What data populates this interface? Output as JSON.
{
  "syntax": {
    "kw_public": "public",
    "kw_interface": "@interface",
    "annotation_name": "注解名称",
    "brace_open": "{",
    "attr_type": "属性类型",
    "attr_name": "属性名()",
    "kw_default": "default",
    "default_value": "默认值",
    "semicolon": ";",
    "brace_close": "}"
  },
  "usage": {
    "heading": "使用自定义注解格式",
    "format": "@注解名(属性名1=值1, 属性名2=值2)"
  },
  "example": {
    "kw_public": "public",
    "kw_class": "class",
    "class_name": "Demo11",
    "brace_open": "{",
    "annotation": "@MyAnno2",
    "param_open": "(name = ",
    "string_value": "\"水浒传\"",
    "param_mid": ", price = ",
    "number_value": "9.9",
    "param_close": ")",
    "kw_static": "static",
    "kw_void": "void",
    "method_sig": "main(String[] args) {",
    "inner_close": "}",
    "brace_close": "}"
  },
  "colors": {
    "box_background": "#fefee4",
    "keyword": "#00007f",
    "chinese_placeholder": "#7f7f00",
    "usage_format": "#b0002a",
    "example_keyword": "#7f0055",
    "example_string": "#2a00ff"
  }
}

Aim of the task: The records above should be returned exactly.

Result of the task:
What data populates this interface? Output as JSON.
{
  "syntax": {
    "kw_public": "public",
    "kw_interface": "@interface",
    "annotation_name": "注解名称",
    "brace_open": "{",
    "attr_type": "属性类型",
    "attr_name": "属性名()",
    "kw_default": "default",
    "default_value": "默认值",
    "semicolon": ";",
    "brace_close": "}"
  },
  "usage": {
    "heading": "使用自定义注解格式",
    "format": "@注解名(属性名1=值1, 属性名2=值2)"
  },
  "example": {
    "kw_public": "public",
    "kw_class": "class",
    "class_name": "Demo11",
    "brace_open": "{",
    "annotation": "@MyAnno2",
    "param_open": "(name = ",
    "string_value": "\"水浒传\"",
    "param_mid": ", price = ",
    "number_value": "9.9",
    "param_close": ")",
    "kw_static": "static",
    "kw_void": "void",
    "method_sig": "main(String[] args) {",
    "inner_close": "}",
    "brace_close": "}"
  },
  "colors": {
    "box_background": "#fefee4",
    "keyword": "#00007f",
    "chinese_placeholder": "#7f7f00",
    "usage_format": "#b0002a",
    "example_keyword": "#7f0055",
    "example_string": "#2a00ff"
  }
}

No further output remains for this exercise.